**DATA SECTION**
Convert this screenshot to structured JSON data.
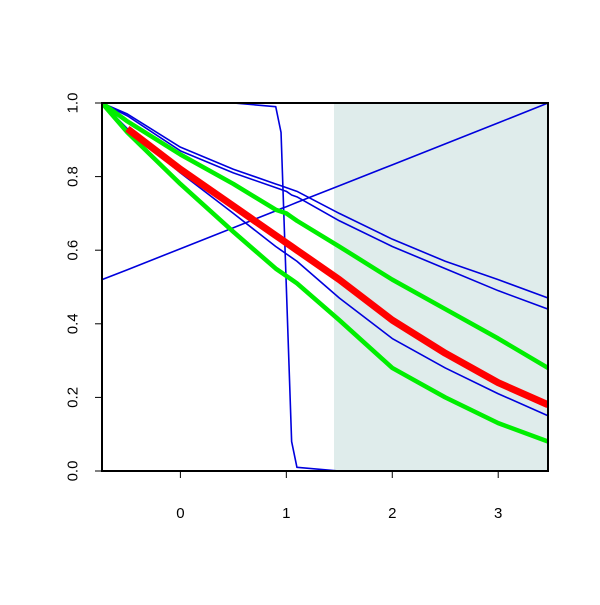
{
  "chart_data": {
    "type": "line",
    "x": [
      -0.74,
      -0.5,
      0,
      0.5,
      0.9,
      0.95,
      1,
      1.05,
      1.1,
      1.5,
      2,
      2.5,
      3,
      3.47
    ],
    "xlim": [
      -0.74,
      3.47
    ],
    "ylim": [
      0,
      1
    ],
    "xticks": [
      0,
      1,
      2,
      3
    ],
    "yticks": [
      {
        "value": 0,
        "label": "0.0"
      },
      {
        "value": 0.2,
        "label": "0.2"
      },
      {
        "value": 0.4,
        "label": "0.4"
      },
      {
        "value": 0.6,
        "label": "0.6"
      },
      {
        "value": 0.8,
        "label": "0.8"
      },
      {
        "value": 1,
        "label": "1.0"
      }
    ],
    "shaded_span": [
      1.45,
      3.47
    ],
    "shade_color": "#dfeceb",
    "series": [
      {
        "color": "#0000dd",
        "width": 1.6,
        "values": [
          0.52,
          0.547,
          0.604,
          0.661,
          0.707,
          0.713,
          0.718,
          0.724,
          0.73,
          0.775,
          0.832,
          0.889,
          0.946,
          1.0
        ]
      },
      {
        "color": "#0000dd",
        "width": 1.6,
        "values": [
          1,
          1,
          1,
          1,
          0.99,
          0.92,
          0.5,
          0.08,
          0.01,
          0,
          0,
          0,
          0,
          0
        ]
      },
      {
        "color": "#0000dd",
        "width": 1.6,
        "values": [
          1,
          0.97,
          0.88,
          0.82,
          0.78,
          0.775,
          0.77,
          0.765,
          0.76,
          0.7,
          0.63,
          0.57,
          0.52,
          0.47
        ]
      },
      {
        "color": "#0000dd",
        "width": 1.6,
        "values": [
          1,
          0.965,
          0.87,
          0.81,
          0.77,
          0.765,
          0.76,
          0.75,
          0.745,
          0.68,
          0.61,
          0.55,
          0.49,
          0.44
        ]
      },
      {
        "color": "#0000dd",
        "width": 1.6,
        "values": [
          1,
          0.93,
          0.81,
          0.7,
          0.61,
          0.6,
          0.59,
          0.58,
          0.57,
          0.47,
          0.36,
          0.28,
          0.21,
          0.15
        ]
      },
      {
        "color": "#00ee00",
        "width": 4.5,
        "values": [
          1,
          0.95,
          0.86,
          0.78,
          0.71,
          0.705,
          0.7,
          0.69,
          0.68,
          0.61,
          0.52,
          0.44,
          0.36,
          0.28
        ]
      },
      {
        "color": "#00ee00",
        "width": 4.5,
        "values": [
          1,
          0.92,
          0.78,
          0.65,
          0.55,
          0.54,
          0.53,
          0.52,
          0.51,
          0.41,
          0.28,
          0.2,
          0.13,
          0.08
        ]
      },
      {
        "color": "#ff0000",
        "width": 7,
        "values": [
          null,
          0.93,
          0.82,
          0.72,
          0.64,
          0.63,
          0.62,
          0.61,
          0.6,
          0.52,
          0.41,
          0.32,
          0.24,
          0.18
        ]
      }
    ]
  }
}
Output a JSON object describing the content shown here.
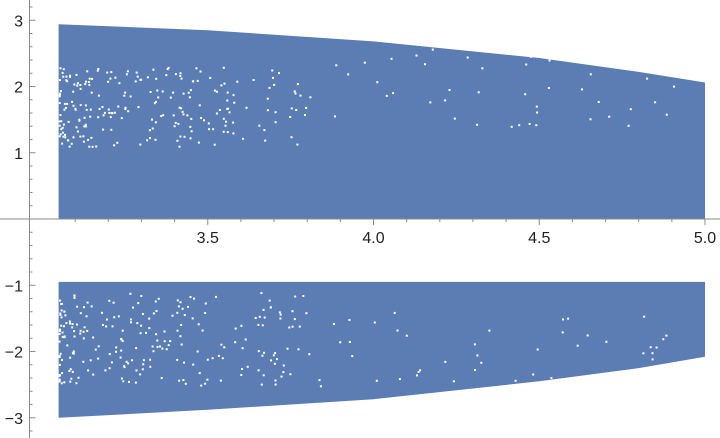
{
  "chart_data": {
    "type": "area",
    "title": "",
    "xlabel": "",
    "ylabel": "",
    "xlim": [
      3.0,
      5.0
    ],
    "ylim": [
      -3.2,
      3.2
    ],
    "x_ticks": [
      {
        "value": 3.5,
        "label": "3.5"
      },
      {
        "value": 4.0,
        "label": "4.0"
      },
      {
        "value": 4.5,
        "label": "4.5"
      },
      {
        "value": 5.0,
        "label": "5.0"
      }
    ],
    "y_ticks": [
      {
        "value": 3,
        "label": "3"
      },
      {
        "value": 2,
        "label": "2"
      },
      {
        "value": 1,
        "label": "1"
      },
      {
        "value": -1,
        "label": "−1"
      },
      {
        "value": -2,
        "label": "−2"
      },
      {
        "value": -3,
        "label": "−3"
      }
    ],
    "fill_color": "#5b7db3",
    "axis_color": "#8a8a8a",
    "series": [
      {
        "band": "upper",
        "x": [
          3.05,
          3.5,
          4.0,
          4.5,
          4.8,
          5.0
        ],
        "y_low": [
          0.0,
          0.0,
          0.0,
          0.0,
          0.0,
          0.0
        ],
        "y_high": [
          2.94,
          2.85,
          2.68,
          2.43,
          2.22,
          2.06
        ]
      },
      {
        "band": "lower",
        "x": [
          3.05,
          3.5,
          4.0,
          4.5,
          4.8,
          5.0
        ],
        "y_low": [
          -3.0,
          -2.88,
          -2.72,
          -2.45,
          -2.25,
          -2.08
        ],
        "y_high": [
          -0.95,
          -0.95,
          -0.95,
          -0.95,
          -0.95,
          -0.95
        ]
      }
    ],
    "gaps": [
      {
        "x_range": [
          3.05,
          3.8
        ],
        "y_range": [
          1.1,
          2.3
        ]
      },
      {
        "x_range": [
          3.05,
          3.8
        ],
        "y_range": [
          -2.5,
          -1.1
        ]
      }
    ]
  }
}
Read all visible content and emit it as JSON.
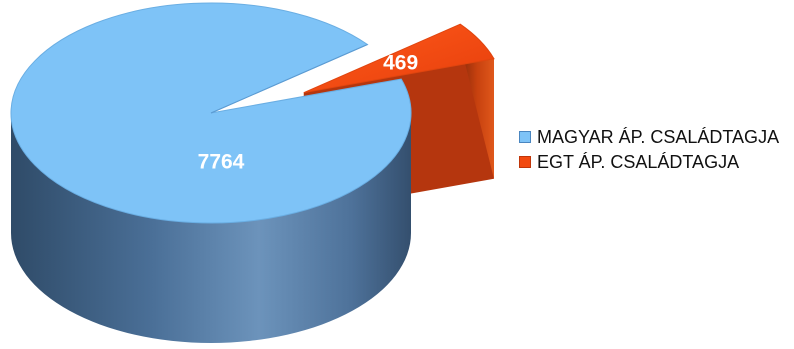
{
  "chart_data": {
    "type": "pie",
    "title": "",
    "labels": [
      "MAGYAR ÁP. CSALÁDTAGJA",
      "EGT ÁP. CSALÁDTAGJA"
    ],
    "values": [
      7764,
      469
    ],
    "data_labels": [
      "7764",
      "469"
    ],
    "colors": [
      "#7EC3F7",
      "#F24A10"
    ],
    "side_colors": [
      "#476D95",
      "#B5360E"
    ],
    "exploded_slice": "EGT ÁP. CSALÁDTAGJA",
    "style": "3d",
    "legend_position": "right"
  }
}
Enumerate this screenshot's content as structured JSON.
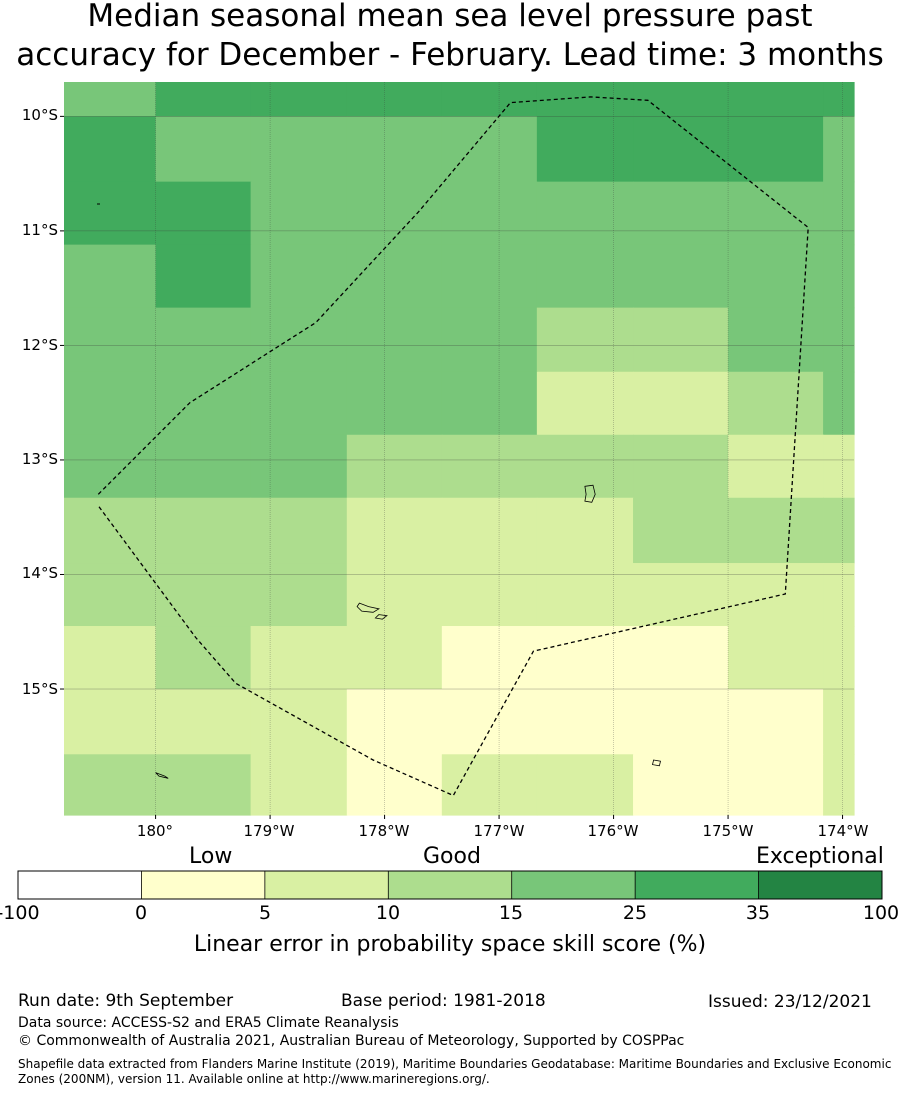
{
  "title": {
    "line1": "Median seasonal mean sea level pressure past",
    "line2": "accuracy for December - February. Lead time: 3 months"
  },
  "map": {
    "lat_labels": [
      "10°S",
      "11°S",
      "12°S",
      "13°S",
      "14°S",
      "15°S"
    ],
    "lon_labels": [
      "180°",
      "179°W",
      "178°W",
      "177°W",
      "176°W",
      "175°W",
      "174°W"
    ],
    "lon_extent": [
      -180.8,
      -173.9
    ],
    "lat_extent": [
      -9.7,
      -16.1
    ],
    "palette": {
      "0_5": "#ffffcc",
      "5_10": "#d9f0a3",
      "10_15": "#addd8e",
      "15_25": "#78c679",
      "25_35": "#41ab5d",
      "35_100": "#238443"
    },
    "skill_grid": {
      "lon_edges": [
        -180.8,
        -180.0,
        -179.17,
        -178.33,
        -177.5,
        -176.67,
        -175.83,
        -175.0,
        -174.17,
        -173.9
      ],
      "lat_edges": [
        -9.7,
        -10.0,
        -10.57,
        -11.12,
        -11.67,
        -12.23,
        -12.78,
        -13.33,
        -13.9,
        -14.45,
        -15.0,
        -15.57,
        -16.1
      ],
      "classes": [
        [
          "15_25",
          "25_35",
          "25_35",
          "25_35",
          "25_35",
          "25_35",
          "25_35",
          "25_35",
          "25_35"
        ],
        [
          "25_35",
          "15_25",
          "15_25",
          "15_25",
          "15_25",
          "25_35",
          "25_35",
          "25_35",
          "15_25"
        ],
        [
          "25_35",
          "25_35",
          "15_25",
          "15_25",
          "15_25",
          "15_25",
          "15_25",
          "15_25",
          "15_25"
        ],
        [
          "15_25",
          "25_35",
          "15_25",
          "15_25",
          "15_25",
          "15_25",
          "15_25",
          "15_25",
          "15_25"
        ],
        [
          "15_25",
          "15_25",
          "15_25",
          "15_25",
          "15_25",
          "10_15",
          "10_15",
          "15_25",
          "15_25"
        ],
        [
          "15_25",
          "15_25",
          "15_25",
          "15_25",
          "15_25",
          "5_10",
          "5_10",
          "10_15",
          "15_25"
        ],
        [
          "15_25",
          "15_25",
          "15_25",
          "10_15",
          "10_15",
          "10_15",
          "10_15",
          "5_10",
          "5_10"
        ],
        [
          "10_15",
          "10_15",
          "10_15",
          "5_10",
          "5_10",
          "5_10",
          "10_15",
          "10_15",
          "10_15"
        ],
        [
          "10_15",
          "10_15",
          "10_15",
          "5_10",
          "5_10",
          "5_10",
          "5_10",
          "5_10",
          "5_10"
        ],
        [
          "5_10",
          "10_15",
          "5_10",
          "5_10",
          "0_5",
          "0_5",
          "0_5",
          "5_10",
          "5_10"
        ],
        [
          "5_10",
          "5_10",
          "5_10",
          "0_5",
          "0_5",
          "0_5",
          "0_5",
          "0_5",
          "5_10"
        ],
        [
          "10_15",
          "10_15",
          "5_10",
          "0_5",
          "5_10",
          "5_10",
          "0_5",
          "0_5",
          "5_10"
        ]
      ]
    },
    "eez_boundary": [
      [
        -180.5,
        -13.3
      ],
      [
        -179.7,
        -12.5
      ],
      [
        -178.6,
        -11.8
      ],
      [
        -177.7,
        -10.83
      ],
      [
        -176.9,
        -9.88
      ],
      [
        -176.2,
        -9.83
      ],
      [
        -175.7,
        -9.86
      ],
      [
        -174.3,
        -10.97
      ],
      [
        -174.5,
        -14.17
      ],
      [
        -176.7,
        -14.67
      ],
      [
        -177.4,
        -15.93
      ],
      [
        -178.1,
        -15.62
      ],
      [
        -179.3,
        -14.95
      ],
      [
        -179.65,
        -14.55
      ],
      [
        -180.5,
        -13.4
      ]
    ],
    "islands": [
      [
        [
          -176.25,
          -13.23
        ],
        [
          -176.18,
          -13.22
        ],
        [
          -176.16,
          -13.3
        ],
        [
          -176.19,
          -13.37
        ],
        [
          -176.25,
          -13.36
        ],
        [
          -176.24,
          -13.3
        ]
      ],
      [
        [
          -178.22,
          -14.25
        ],
        [
          -178.14,
          -14.28
        ],
        [
          -178.05,
          -14.3
        ],
        [
          -178.1,
          -14.33
        ],
        [
          -178.2,
          -14.32
        ],
        [
          -178.24,
          -14.28
        ]
      ],
      [
        [
          -178.05,
          -14.35
        ],
        [
          -177.98,
          -14.36
        ],
        [
          -178.02,
          -14.39
        ],
        [
          -178.08,
          -14.38
        ]
      ],
      [
        [
          -175.65,
          -15.62
        ],
        [
          -175.59,
          -15.63
        ],
        [
          -175.6,
          -15.67
        ],
        [
          -175.66,
          -15.66
        ]
      ],
      [
        [
          -180.0,
          -15.73
        ],
        [
          -179.92,
          -15.76
        ],
        [
          -179.89,
          -15.78
        ],
        [
          -179.97,
          -15.76
        ]
      ]
    ]
  },
  "colorbar": {
    "category_labels": {
      "low": "Low",
      "good": "Good",
      "exceptional": "Exceptional"
    },
    "boundaries": [
      -100,
      0,
      5,
      10,
      15,
      25,
      35,
      100
    ],
    "tick_labels": [
      "-100",
      "0",
      "5",
      "10",
      "15",
      "25",
      "35",
      "100"
    ],
    "colors": [
      "#ffffff",
      "#ffffcc",
      "#d9f0a3",
      "#addd8e",
      "#78c679",
      "#41ab5d",
      "#238443"
    ],
    "label": "Linear error in probability space skill score (%)"
  },
  "footer": {
    "run_date": "Run date: 9th September",
    "base_period": "Base period: 1981-2018",
    "issued": "Issued: 23/12/2021",
    "data_source": "Data source: ACCESS-S2 and ERA5 Climate Reanalysis",
    "copyright": "© Commonwealth of Australia 2021, Australian Bureau of Meteorology, Supported by COSPPac",
    "shapefile_line1": "Shapefile data extracted from Flanders Marine Institute (2019), Maritime Boundaries Geodatabase: Maritime Boundaries and Exclusive Economic",
    "shapefile_line2": "Zones (200NM), version 11. Available online at http://www.marineregions.org/."
  }
}
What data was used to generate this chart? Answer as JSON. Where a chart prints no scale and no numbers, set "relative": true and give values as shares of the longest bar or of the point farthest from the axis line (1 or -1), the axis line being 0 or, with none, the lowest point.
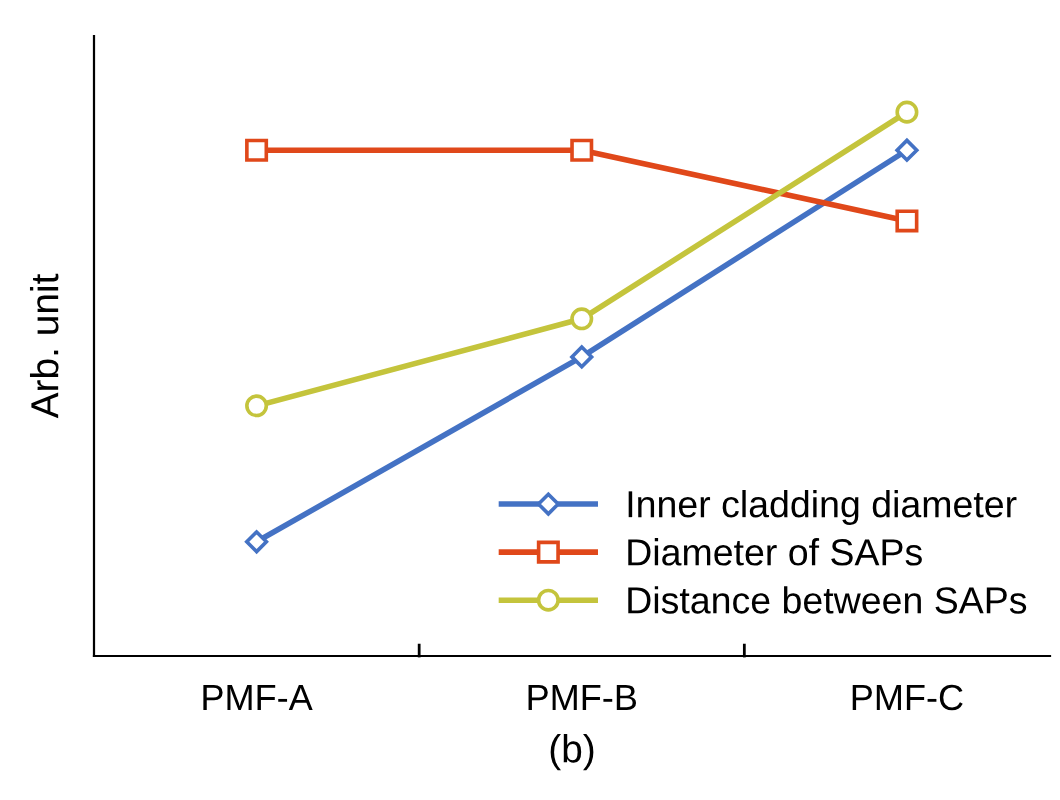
{
  "chart_data": {
    "type": "line",
    "relative": true,
    "xlabel": "(b)",
    "ylabel": "Arb. unit",
    "categories": [
      "PMF-A",
      "PMF-B",
      "PMF-C"
    ],
    "series": [
      {
        "name": "Inner cladding diameter",
        "color": "#4472c4",
        "marker": "diamond",
        "values": [
          0.21,
          0.55,
          0.93
        ]
      },
      {
        "name": "Diameter of SAPs",
        "color": "#e0481a",
        "marker": "square",
        "values": [
          0.93,
          0.93,
          0.8
        ]
      },
      {
        "name": "Distance between SAPs",
        "color": "#c4c43c",
        "marker": "circle",
        "values": [
          0.46,
          0.62,
          1.0
        ]
      }
    ],
    "legend": "bottom right",
    "grid": false,
    "line_style": "solid"
  }
}
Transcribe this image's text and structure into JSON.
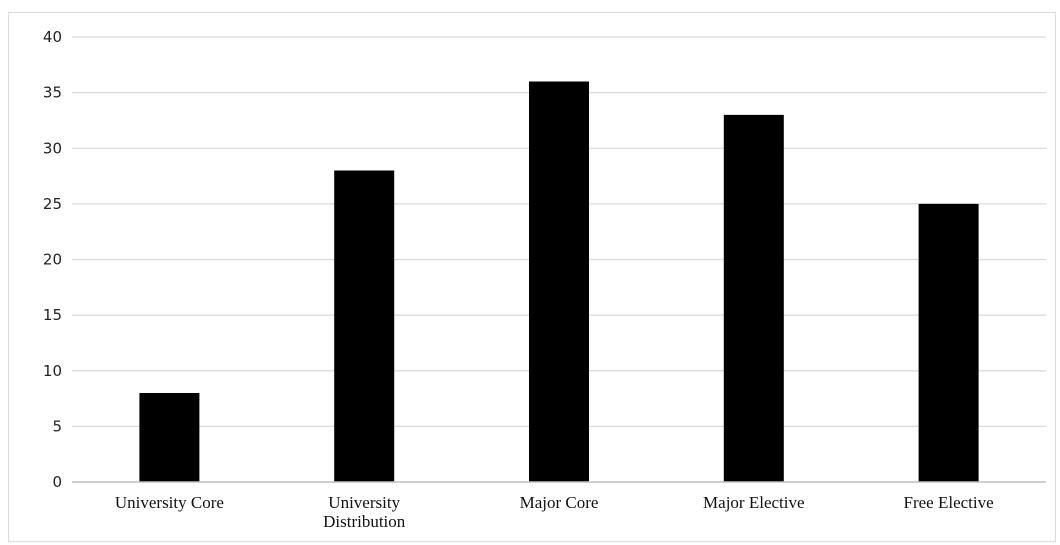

**WORK TO COMPLETE**
In the entries above, find lines with "type" and copy each.

**SOLUTION TO THIS TASK**
    "type": "line",
    "type": "area",
    "type": "pie",
    "type": "line",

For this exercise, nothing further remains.